__TO BE DONE__
Some lines of these records may hold the word "with"; state how many, using only the number.

__DATA SHOWN__
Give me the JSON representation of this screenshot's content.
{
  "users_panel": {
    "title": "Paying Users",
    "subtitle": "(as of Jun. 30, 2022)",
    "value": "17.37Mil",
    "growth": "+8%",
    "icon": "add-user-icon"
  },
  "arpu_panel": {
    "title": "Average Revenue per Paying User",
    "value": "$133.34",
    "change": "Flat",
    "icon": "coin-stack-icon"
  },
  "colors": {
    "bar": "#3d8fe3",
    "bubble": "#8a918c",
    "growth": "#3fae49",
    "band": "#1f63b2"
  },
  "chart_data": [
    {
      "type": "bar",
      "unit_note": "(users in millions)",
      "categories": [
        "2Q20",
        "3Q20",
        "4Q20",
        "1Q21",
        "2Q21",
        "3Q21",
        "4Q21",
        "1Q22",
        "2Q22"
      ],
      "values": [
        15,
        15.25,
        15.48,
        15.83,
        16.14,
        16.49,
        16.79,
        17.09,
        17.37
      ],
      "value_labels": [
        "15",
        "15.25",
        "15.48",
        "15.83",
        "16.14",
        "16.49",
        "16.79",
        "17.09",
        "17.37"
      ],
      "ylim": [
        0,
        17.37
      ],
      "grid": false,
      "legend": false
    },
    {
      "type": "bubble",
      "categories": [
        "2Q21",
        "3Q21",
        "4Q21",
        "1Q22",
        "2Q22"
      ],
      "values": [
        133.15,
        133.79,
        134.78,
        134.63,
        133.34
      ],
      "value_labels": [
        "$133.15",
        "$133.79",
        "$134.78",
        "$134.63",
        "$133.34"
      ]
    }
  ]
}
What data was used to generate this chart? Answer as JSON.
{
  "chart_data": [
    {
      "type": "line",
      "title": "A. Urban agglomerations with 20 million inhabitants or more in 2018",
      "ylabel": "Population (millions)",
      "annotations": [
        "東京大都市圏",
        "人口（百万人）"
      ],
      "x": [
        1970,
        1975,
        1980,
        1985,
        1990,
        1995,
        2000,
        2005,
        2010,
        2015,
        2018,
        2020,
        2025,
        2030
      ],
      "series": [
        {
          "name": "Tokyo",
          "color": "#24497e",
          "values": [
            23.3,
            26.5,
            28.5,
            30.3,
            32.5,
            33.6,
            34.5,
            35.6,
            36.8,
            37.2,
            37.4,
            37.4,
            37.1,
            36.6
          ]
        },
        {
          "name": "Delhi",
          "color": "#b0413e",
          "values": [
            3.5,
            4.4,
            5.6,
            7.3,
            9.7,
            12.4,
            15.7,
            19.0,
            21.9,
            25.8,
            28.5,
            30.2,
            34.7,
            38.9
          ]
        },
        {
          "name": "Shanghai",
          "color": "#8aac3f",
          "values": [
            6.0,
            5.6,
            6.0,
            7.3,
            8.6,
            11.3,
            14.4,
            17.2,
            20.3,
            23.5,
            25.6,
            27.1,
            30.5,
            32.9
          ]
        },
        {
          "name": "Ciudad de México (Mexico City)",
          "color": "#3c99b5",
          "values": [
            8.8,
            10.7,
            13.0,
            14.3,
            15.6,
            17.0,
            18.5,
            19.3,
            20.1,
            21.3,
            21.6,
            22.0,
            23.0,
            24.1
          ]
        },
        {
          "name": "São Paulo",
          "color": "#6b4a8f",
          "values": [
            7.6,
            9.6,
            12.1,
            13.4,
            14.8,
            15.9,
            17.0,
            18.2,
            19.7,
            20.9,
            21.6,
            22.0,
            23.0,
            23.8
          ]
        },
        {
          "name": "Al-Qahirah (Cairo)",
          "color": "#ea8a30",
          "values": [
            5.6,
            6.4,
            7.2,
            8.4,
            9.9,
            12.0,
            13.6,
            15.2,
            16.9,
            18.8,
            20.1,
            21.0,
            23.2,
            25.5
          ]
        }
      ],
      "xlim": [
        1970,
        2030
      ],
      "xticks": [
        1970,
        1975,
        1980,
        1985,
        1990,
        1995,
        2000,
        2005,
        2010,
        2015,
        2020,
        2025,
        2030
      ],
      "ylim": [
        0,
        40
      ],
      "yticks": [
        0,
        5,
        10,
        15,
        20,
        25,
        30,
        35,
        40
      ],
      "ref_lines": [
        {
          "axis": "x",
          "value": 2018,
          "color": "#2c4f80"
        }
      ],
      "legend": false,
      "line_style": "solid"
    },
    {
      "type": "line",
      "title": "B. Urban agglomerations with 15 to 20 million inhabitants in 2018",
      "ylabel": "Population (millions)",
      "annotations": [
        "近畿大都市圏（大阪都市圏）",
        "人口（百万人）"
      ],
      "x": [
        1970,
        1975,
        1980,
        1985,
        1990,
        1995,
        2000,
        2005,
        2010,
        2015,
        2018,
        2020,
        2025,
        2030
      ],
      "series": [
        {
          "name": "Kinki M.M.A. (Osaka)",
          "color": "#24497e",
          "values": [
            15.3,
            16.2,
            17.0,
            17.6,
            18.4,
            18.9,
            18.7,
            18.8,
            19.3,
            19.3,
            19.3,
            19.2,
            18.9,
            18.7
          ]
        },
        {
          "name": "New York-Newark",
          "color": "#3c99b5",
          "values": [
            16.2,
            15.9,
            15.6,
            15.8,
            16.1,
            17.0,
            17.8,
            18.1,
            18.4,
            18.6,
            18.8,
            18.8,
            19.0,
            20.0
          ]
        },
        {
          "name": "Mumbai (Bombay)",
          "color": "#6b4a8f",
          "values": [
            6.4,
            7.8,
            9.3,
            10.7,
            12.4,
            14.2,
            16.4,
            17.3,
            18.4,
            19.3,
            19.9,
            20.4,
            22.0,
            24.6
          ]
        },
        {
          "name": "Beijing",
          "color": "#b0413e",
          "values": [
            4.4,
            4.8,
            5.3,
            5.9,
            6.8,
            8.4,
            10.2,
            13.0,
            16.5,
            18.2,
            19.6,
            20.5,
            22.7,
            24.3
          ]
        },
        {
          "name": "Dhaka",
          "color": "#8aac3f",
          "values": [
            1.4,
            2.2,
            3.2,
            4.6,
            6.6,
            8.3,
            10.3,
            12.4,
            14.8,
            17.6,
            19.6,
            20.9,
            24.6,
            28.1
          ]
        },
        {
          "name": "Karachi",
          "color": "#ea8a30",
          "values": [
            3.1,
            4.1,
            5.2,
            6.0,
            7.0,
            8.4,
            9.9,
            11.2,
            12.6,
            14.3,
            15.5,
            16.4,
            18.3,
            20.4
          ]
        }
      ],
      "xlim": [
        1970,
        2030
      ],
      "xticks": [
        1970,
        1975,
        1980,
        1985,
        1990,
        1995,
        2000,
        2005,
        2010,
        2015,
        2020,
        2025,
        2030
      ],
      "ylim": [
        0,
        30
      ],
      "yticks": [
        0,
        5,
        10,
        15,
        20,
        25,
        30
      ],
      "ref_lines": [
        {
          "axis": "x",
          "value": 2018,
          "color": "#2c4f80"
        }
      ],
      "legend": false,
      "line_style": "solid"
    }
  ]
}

__IN RESPONSE__
2